Required work: Scan the material below for the string "Cataratas", and copy every line where it shows up.

Data section:
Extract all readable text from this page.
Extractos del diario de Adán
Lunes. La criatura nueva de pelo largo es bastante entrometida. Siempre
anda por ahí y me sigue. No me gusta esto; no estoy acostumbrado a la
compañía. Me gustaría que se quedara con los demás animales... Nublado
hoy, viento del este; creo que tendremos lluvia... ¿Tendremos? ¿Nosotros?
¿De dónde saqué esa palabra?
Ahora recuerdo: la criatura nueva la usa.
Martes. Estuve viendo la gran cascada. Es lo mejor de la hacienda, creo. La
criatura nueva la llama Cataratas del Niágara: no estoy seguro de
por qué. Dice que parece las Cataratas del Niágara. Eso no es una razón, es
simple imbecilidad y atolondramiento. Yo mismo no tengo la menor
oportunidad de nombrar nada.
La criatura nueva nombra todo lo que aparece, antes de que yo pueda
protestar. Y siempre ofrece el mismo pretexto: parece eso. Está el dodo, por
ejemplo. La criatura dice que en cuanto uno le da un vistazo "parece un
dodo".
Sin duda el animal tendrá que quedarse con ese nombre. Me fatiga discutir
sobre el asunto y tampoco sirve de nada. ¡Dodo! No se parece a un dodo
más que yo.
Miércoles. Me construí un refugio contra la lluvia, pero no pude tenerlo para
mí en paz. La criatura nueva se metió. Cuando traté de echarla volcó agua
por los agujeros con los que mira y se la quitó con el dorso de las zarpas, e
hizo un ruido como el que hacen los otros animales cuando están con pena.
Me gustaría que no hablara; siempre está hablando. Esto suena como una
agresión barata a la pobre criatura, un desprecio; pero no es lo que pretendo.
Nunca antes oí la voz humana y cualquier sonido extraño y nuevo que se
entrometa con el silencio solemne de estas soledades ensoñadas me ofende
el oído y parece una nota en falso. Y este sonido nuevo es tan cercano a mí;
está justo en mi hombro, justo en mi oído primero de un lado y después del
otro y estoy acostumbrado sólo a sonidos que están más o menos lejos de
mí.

Solution below:
criatura nueva la llama Cataratas del Niágara: no estoy seguro de
por qué. Dice que parece las Cataratas del Niágara. Eso no es una razón, es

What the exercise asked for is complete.